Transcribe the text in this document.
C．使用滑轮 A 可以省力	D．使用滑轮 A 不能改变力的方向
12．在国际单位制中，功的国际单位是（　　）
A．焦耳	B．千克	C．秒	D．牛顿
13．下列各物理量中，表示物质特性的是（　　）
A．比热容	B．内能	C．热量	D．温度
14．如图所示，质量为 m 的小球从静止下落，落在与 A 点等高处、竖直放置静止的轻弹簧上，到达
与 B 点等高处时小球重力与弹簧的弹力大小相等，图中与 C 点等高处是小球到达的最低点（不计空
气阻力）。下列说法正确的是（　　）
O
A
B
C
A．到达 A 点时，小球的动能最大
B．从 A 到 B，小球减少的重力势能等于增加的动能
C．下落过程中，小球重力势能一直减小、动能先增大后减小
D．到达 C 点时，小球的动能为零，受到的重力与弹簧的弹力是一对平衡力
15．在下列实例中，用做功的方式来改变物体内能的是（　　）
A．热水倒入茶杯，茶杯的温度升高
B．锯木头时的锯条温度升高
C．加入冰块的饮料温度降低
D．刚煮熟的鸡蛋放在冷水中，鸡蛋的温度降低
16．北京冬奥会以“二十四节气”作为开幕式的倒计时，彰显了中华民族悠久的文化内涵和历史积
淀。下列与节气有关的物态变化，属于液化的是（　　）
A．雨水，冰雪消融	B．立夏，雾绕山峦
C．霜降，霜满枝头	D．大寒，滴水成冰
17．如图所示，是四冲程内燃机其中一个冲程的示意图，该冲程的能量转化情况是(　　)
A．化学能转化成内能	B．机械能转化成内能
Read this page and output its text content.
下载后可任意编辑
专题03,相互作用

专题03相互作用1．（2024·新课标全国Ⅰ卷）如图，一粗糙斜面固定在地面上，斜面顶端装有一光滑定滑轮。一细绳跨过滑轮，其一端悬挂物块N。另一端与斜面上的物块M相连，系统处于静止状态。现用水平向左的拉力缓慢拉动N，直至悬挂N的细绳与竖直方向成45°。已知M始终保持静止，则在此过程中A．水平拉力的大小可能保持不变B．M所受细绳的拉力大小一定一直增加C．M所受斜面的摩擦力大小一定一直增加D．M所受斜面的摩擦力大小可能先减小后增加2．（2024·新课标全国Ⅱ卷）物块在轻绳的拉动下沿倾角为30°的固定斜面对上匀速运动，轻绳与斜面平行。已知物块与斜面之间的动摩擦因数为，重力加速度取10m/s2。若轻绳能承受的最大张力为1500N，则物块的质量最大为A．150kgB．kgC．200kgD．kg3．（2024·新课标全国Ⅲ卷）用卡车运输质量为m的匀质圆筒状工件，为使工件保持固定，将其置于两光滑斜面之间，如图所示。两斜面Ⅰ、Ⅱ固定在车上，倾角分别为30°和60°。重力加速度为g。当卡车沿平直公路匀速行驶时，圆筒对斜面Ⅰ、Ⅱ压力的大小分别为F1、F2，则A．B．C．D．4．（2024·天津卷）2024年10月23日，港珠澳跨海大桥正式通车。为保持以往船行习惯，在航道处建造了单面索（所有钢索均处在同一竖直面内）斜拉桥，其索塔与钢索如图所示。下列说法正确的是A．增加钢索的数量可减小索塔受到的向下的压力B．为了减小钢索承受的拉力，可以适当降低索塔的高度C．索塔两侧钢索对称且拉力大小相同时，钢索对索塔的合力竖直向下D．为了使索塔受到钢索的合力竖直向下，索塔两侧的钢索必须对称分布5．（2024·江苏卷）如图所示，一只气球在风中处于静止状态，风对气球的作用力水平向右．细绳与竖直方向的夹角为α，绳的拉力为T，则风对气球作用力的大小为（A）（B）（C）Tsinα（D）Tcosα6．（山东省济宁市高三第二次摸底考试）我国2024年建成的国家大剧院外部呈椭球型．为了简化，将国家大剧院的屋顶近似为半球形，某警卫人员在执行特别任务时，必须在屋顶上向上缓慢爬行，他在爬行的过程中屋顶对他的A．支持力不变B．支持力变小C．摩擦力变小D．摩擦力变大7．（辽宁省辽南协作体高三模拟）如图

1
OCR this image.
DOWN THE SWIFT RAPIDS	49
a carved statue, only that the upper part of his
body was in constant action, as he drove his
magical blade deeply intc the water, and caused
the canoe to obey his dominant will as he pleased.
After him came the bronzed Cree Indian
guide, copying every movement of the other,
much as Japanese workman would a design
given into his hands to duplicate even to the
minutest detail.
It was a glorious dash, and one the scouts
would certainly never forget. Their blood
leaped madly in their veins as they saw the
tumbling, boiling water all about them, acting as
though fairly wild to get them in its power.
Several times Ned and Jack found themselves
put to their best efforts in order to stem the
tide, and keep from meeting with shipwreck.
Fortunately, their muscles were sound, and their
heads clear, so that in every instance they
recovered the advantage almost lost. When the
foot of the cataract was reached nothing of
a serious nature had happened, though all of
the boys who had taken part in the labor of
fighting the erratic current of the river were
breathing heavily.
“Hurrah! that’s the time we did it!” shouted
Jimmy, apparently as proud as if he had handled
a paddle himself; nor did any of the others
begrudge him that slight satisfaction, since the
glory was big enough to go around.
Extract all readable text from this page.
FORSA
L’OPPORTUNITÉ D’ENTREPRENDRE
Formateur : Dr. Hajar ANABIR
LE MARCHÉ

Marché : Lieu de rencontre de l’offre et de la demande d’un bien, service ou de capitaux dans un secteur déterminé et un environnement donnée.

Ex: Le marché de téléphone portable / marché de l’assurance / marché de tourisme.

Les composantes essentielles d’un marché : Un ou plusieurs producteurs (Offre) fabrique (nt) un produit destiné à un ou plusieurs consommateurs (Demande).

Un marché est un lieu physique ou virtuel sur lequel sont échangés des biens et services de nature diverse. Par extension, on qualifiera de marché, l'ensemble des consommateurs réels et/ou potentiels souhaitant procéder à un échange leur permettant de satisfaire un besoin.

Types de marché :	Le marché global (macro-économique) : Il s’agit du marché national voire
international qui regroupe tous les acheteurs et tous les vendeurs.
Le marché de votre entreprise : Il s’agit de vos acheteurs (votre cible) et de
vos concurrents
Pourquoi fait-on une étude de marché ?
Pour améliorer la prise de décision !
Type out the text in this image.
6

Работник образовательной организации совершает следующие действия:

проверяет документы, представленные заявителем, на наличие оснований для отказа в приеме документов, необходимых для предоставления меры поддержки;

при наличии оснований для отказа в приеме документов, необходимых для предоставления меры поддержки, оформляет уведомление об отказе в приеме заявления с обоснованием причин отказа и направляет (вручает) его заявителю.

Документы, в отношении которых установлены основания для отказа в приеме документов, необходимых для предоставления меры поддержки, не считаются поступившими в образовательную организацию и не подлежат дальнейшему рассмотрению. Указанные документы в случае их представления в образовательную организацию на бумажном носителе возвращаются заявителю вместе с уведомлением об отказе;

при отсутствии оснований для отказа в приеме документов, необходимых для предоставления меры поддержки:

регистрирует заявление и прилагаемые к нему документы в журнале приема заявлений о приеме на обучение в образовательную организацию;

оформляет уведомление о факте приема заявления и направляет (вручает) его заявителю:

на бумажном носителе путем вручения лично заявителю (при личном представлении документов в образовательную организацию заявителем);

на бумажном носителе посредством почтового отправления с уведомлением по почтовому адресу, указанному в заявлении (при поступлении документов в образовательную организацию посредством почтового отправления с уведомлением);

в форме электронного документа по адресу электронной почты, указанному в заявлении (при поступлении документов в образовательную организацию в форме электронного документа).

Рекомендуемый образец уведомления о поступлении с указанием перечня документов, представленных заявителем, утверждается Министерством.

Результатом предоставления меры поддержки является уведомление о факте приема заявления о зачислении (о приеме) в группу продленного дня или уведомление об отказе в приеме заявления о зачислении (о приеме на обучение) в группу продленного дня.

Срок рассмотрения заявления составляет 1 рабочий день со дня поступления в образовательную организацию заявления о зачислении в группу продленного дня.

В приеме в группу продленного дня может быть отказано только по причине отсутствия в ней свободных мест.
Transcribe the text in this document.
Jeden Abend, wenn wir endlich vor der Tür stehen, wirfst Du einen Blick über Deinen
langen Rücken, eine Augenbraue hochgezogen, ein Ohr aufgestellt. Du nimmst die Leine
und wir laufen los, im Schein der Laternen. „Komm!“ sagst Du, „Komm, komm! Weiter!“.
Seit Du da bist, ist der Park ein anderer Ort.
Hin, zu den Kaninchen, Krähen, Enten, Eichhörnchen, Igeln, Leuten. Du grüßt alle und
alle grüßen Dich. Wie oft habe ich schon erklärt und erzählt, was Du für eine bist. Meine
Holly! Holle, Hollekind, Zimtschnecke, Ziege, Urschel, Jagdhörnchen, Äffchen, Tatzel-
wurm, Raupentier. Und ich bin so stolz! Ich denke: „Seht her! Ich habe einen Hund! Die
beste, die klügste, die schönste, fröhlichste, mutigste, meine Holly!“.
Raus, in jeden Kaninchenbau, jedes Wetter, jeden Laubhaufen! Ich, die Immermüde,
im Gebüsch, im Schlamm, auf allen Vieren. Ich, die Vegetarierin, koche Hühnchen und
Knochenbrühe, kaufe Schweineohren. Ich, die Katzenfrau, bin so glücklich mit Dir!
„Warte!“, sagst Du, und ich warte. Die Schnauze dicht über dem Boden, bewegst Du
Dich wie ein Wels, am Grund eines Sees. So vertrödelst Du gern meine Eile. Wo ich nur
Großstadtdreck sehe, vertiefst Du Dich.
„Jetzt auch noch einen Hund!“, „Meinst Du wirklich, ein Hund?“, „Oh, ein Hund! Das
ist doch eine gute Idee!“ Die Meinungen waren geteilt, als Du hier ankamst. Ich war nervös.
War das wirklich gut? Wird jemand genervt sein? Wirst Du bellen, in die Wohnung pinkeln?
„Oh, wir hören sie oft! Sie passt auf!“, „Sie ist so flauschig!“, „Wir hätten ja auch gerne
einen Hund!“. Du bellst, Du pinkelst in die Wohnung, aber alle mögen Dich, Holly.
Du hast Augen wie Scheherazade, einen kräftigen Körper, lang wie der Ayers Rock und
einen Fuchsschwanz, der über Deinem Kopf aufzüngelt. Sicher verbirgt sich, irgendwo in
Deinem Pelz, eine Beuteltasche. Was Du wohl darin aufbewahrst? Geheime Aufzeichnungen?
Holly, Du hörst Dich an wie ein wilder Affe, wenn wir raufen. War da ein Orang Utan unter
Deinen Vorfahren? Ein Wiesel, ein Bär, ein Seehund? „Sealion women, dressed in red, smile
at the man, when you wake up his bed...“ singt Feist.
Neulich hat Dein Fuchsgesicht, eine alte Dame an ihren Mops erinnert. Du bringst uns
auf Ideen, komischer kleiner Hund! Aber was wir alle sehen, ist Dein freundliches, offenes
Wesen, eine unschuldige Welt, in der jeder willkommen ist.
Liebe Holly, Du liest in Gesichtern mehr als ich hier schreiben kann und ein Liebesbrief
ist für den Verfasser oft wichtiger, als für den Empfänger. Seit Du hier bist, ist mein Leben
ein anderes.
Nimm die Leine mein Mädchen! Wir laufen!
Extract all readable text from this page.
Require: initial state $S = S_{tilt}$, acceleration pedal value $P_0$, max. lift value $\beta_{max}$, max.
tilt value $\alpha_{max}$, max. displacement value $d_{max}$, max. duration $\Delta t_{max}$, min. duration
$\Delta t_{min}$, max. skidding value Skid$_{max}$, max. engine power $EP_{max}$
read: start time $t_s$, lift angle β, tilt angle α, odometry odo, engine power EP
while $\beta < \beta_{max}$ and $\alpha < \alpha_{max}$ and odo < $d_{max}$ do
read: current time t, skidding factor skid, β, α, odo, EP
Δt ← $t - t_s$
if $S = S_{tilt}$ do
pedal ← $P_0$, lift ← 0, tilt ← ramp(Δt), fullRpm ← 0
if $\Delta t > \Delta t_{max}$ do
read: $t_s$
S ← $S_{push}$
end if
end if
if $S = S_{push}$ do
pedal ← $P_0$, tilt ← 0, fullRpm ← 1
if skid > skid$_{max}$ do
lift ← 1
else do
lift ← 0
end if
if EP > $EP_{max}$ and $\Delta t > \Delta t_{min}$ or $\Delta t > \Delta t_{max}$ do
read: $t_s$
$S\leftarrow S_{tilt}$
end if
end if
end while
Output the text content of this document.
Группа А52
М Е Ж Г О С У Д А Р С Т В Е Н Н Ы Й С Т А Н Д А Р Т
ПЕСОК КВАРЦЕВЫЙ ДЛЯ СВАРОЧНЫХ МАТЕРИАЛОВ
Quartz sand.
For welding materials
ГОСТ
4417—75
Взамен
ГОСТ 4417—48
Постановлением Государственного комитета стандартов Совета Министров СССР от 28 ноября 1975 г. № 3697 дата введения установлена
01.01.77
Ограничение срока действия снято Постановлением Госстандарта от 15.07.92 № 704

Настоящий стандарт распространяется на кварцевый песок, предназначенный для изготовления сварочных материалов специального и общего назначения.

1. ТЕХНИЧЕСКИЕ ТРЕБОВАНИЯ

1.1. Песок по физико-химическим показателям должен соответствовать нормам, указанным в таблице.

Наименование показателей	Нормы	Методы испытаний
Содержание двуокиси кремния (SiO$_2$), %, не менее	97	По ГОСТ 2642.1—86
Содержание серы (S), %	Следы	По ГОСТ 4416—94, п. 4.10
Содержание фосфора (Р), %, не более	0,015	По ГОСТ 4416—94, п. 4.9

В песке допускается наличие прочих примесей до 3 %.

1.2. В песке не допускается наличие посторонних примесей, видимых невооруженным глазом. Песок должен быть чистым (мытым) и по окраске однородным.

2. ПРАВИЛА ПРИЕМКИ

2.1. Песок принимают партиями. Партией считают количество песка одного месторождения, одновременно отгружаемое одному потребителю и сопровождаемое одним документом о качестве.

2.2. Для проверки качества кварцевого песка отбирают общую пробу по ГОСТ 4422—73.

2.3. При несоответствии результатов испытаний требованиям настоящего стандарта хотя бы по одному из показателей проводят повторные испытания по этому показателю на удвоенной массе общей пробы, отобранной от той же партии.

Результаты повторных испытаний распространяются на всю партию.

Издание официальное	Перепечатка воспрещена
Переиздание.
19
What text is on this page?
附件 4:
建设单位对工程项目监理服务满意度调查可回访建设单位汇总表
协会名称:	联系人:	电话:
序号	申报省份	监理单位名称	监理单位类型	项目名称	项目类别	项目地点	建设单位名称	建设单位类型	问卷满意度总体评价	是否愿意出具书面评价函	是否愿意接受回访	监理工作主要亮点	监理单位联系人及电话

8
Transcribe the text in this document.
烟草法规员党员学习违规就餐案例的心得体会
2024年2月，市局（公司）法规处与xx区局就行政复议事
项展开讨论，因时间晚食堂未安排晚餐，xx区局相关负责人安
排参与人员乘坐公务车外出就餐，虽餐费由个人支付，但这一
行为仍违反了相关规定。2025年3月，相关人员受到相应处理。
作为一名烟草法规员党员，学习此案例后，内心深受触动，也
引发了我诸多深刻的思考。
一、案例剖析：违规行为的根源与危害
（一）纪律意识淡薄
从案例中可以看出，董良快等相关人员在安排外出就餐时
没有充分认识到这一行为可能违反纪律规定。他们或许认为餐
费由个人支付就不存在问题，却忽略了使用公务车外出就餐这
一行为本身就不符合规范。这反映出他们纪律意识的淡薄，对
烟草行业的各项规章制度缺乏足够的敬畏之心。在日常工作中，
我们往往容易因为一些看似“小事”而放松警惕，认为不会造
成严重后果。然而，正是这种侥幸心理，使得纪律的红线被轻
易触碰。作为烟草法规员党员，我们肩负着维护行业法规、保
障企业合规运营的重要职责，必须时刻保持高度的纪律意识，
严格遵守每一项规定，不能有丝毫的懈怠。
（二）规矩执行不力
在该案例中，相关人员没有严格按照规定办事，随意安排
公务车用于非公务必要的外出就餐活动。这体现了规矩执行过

------------------------------

Task goal: From the listing above, pick out every line containing "указанному".

Task result:
на бумажном носителе посредством почтового отправления с уведомлением по почтовому адресу, указанному в заявлении (при поступлении документов в образовательную организацию посредством почтового отправления с уведомлением);
в форме электронного документа по адресу электронной почты, указанному в заявлении (при поступлении документов в образовательную организацию в форме электронного документа).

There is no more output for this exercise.